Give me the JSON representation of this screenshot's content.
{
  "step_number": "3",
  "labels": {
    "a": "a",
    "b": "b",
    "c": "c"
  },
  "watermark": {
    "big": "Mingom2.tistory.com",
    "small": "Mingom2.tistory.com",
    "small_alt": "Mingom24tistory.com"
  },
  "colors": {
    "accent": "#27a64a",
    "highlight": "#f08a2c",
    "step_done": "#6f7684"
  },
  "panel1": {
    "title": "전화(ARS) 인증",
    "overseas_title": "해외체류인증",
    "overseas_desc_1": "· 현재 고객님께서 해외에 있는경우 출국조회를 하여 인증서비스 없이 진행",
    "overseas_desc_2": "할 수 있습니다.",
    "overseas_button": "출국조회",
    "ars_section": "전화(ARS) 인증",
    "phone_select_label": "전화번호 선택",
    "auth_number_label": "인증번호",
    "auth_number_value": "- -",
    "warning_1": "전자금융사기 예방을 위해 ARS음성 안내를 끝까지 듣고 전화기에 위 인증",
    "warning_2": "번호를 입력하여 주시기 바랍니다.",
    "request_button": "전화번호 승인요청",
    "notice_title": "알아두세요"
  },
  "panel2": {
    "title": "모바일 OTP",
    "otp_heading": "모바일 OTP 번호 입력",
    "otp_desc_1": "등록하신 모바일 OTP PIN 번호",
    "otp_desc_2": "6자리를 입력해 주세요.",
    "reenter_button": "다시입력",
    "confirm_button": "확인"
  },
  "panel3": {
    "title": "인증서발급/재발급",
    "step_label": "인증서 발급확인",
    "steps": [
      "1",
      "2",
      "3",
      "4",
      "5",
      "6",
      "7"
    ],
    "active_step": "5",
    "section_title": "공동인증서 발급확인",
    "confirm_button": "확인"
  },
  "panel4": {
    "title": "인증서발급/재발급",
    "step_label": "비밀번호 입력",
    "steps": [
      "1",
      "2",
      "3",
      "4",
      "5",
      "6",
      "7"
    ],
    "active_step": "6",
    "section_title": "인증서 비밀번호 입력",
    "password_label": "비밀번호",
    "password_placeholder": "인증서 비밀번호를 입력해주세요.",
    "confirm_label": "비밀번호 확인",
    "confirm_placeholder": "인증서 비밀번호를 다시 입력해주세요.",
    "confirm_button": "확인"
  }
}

++++

* **Task details**: Restate the data above word for word.

* **Final answer**:
Give me the JSON representation of this screenshot's content.
{
  "step_number": "3",
  "labels": {
    "a": "a",
    "b": "b",
    "c": "c"
  },
  "watermark": {
    "big": "Mingom2.tistory.com",
    "small": "Mingom2.tistory.com",
    "small_alt": "Mingom24tistory.com"
  },
  "colors": {
    "accent": "#27a64a",
    "highlight": "#f08a2c",
    "step_done": "#6f7684"
  },
  "panel1": {
    "title": "전화(ARS) 인증",
    "overseas_title": "해외체류인증",
    "overseas_desc_1": "· 현재 고객님께서 해외에 있는경우 출국조회를 하여 인증서비스 없이 진행",
    "overseas_desc_2": "할 수 있습니다.",
    "overseas_button": "출국조회",
    "ars_section": "전화(ARS) 인증",
    "phone_select_label": "전화번호 선택",
    "auth_number_label": "인증번호",
    "auth_number_value": "- -",
    "warning_1": "전자금융사기 예방을 위해 ARS음성 안내를 끝까지 듣고 전화기에 위 인증",
    "warning_2": "번호를 입력하여 주시기 바랍니다.",
    "request_button": "전화번호 승인요청",
    "notice_title": "알아두세요"
  },
  "panel2": {
    "title": "모바일 OTP",
    "otp_heading": "모바일 OTP 번호 입력",
    "otp_desc_1": "등록하신 모바일 OTP PIN 번호",
    "otp_desc_2": "6자리를 입력해 주세요.",
    "reenter_button": "다시입력",
    "confirm_button": "확인"
  },
  "panel3": {
    "title": "인증서발급/재발급",
    "step_label": "인증서 발급확인",
    "steps": [
      "1",
      "2",
      "3",
      "4",
      "5",
      "6",
      "7"
    ],
    "active_step": "5",
    "section_title": "공동인증서 발급확인",
    "confirm_button": "확인"
  },
  "panel4": {
    "title": "인증서발급/재발급",
    "step_label": "비밀번호 입력",
    "steps": [
      "1",
      "2",
      "3",
      "4",
      "5",
      "6",
      "7"
    ],
    "active_step": "6",
    "section_title": "인증서 비밀번호 입력",
    "password_label": "비밀번호",
    "password_placeholder": "인증서 비밀번호를 입력해주세요.",
    "confirm_label": "비밀번호 확인",
    "confirm_placeholder": "인증서 비밀번호를 다시 입력해주세요.",
    "confirm_button": "확인"
  }
}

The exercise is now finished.